'''
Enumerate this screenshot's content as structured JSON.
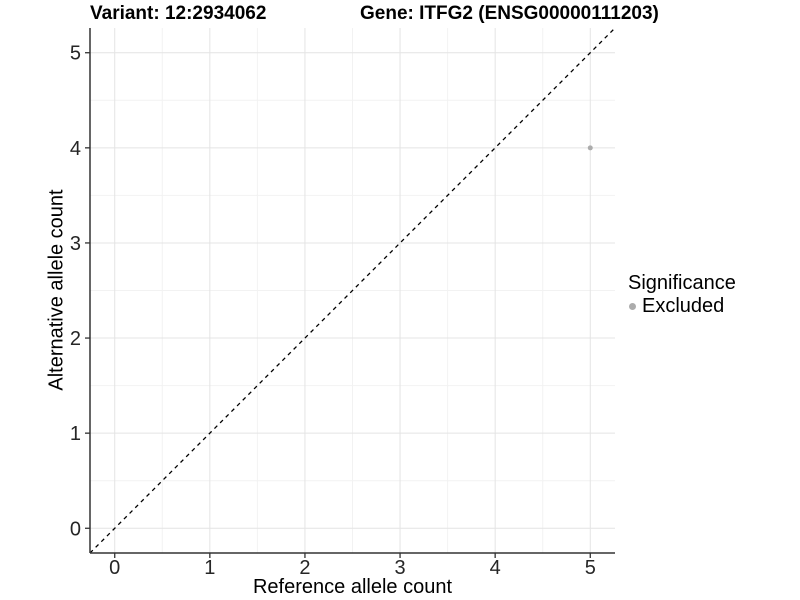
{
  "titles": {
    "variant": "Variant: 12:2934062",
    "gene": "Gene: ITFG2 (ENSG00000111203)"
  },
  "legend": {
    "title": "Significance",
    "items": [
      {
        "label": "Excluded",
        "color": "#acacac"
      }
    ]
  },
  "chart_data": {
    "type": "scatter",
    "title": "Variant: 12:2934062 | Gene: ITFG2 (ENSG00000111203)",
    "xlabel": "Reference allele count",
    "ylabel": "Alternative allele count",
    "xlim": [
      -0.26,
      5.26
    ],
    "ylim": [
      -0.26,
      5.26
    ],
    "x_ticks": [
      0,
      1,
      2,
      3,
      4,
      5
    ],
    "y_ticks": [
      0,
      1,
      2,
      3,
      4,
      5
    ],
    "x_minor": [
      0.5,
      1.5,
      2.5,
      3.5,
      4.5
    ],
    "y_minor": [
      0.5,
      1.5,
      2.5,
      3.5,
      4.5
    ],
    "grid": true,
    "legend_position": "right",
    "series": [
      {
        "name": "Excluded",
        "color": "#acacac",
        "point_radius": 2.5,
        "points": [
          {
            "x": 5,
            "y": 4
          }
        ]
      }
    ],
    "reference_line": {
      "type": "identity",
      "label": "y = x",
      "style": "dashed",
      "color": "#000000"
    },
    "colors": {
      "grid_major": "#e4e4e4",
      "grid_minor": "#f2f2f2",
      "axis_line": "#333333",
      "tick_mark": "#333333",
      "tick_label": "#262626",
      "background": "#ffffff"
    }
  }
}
'''
Task details:
Without including any pictures, print all of the material exactly as given.

Output:
Enumerate this screenshot's content as structured JSON.
{
  "titles": {
    "variant": "Variant: 12:2934062",
    "gene": "Gene: ITFG2 (ENSG00000111203)"
  },
  "legend": {
    "title": "Significance",
    "items": [
      {
        "label": "Excluded",
        "color": "#acacac"
      }
    ]
  },
  "chart_data": {
    "type": "scatter",
    "title": "Variant: 12:2934062 | Gene: ITFG2 (ENSG00000111203)",
    "xlabel": "Reference allele count",
    "ylabel": "Alternative allele count",
    "xlim": [
      -0.26,
      5.26
    ],
    "ylim": [
      -0.26,
      5.26
    ],
    "x_ticks": [
      0,
      1,
      2,
      3,
      4,
      5
    ],
    "y_ticks": [
      0,
      1,
      2,
      3,
      4,
      5
    ],
    "x_minor": [
      0.5,
      1.5,
      2.5,
      3.5,
      4.5
    ],
    "y_minor": [
      0.5,
      1.5,
      2.5,
      3.5,
      4.5
    ],
    "grid": true,
    "legend_position": "right",
    "series": [
      {
        "name": "Excluded",
        "color": "#acacac",
        "point_radius": 2.5,
        "points": [
          {
            "x": 5,
            "y": 4
          }
        ]
      }
    ],
    "reference_line": {
      "type": "identity",
      "label": "y = x",
      "style": "dashed",
      "color": "#000000"
    },
    "colors": {
      "grid_major": "#e4e4e4",
      "grid_minor": "#f2f2f2",
      "axis_line": "#333333",
      "tick_mark": "#333333",
      "tick_label": "#262626",
      "background": "#ffffff"
    }
  }
}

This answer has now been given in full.